#### [Items from a figure collection]

▼

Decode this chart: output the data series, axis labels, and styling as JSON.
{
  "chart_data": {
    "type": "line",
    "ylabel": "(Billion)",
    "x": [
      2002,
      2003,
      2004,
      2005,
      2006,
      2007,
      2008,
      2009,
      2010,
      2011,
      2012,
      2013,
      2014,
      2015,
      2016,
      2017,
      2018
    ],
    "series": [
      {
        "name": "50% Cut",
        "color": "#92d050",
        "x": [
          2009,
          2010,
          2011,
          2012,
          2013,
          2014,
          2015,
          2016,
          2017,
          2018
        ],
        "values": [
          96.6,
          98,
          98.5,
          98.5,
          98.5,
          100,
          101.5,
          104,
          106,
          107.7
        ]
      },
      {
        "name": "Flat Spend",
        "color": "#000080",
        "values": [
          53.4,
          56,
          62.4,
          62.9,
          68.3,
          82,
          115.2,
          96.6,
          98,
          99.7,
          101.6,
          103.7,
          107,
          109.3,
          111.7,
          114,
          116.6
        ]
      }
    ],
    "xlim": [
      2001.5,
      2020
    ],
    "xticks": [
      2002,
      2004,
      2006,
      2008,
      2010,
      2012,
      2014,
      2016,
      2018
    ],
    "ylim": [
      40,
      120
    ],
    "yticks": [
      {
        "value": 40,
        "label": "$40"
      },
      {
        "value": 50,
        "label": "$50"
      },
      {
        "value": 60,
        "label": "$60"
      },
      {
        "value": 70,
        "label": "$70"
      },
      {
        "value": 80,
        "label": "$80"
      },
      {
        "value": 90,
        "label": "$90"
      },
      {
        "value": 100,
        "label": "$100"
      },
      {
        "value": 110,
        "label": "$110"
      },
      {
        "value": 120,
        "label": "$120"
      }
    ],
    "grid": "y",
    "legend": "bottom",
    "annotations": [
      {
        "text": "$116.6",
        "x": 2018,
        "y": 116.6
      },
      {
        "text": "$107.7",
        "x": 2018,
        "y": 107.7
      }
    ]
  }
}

▲

Retype all of the material above with every character intact.

Decode this chart: output the data series, axis labels, and styling as JSON.
{
  "chart_data": {
    "type": "line",
    "ylabel": "(Billion)",
    "x": [
      2002,
      2003,
      2004,
      2005,
      2006,
      2007,
      2008,
      2009,
      2010,
      2011,
      2012,
      2013,
      2014,
      2015,
      2016,
      2017,
      2018
    ],
    "series": [
      {
        "name": "50% Cut",
        "color": "#92d050",
        "x": [
          2009,
          2010,
          2011,
          2012,
          2013,
          2014,
          2015,
          2016,
          2017,
          2018
        ],
        "values": [
          96.6,
          98,
          98.5,
          98.5,
          98.5,
          100,
          101.5,
          104,
          106,
          107.7
        ]
      },
      {
        "name": "Flat Spend",
        "color": "#000080",
        "values": [
          53.4,
          56,
          62.4,
          62.9,
          68.3,
          82,
          115.2,
          96.6,
          98,
          99.7,
          101.6,
          103.7,
          107,
          109.3,
          111.7,
          114,
          116.6
        ]
      }
    ],
    "xlim": [
      2001.5,
      2020
    ],
    "xticks": [
      2002,
      2004,
      2006,
      2008,
      2010,
      2012,
      2014,
      2016,
      2018
    ],
    "ylim": [
      40,
      120
    ],
    "yticks": [
      {
        "value": 40,
        "label": "$40"
      },
      {
        "value": 50,
        "label": "$50"
      },
      {
        "value": 60,
        "label": "$60"
      },
      {
        "value": 70,
        "label": "$70"
      },
      {
        "value": 80,
        "label": "$80"
      },
      {
        "value": 90,
        "label": "$90"
      },
      {
        "value": 100,
        "label": "$100"
      },
      {
        "value": 110,
        "label": "$110"
      },
      {
        "value": 120,
        "label": "$120"
      }
    ],
    "grid": "y",
    "legend": "bottom",
    "annotations": [
      {
        "text": "$116.6",
        "x": 2018,
        "y": 116.6
      },
      {
        "text": "$107.7",
        "x": 2018,
        "y": 107.7
      }
    ]
  }
}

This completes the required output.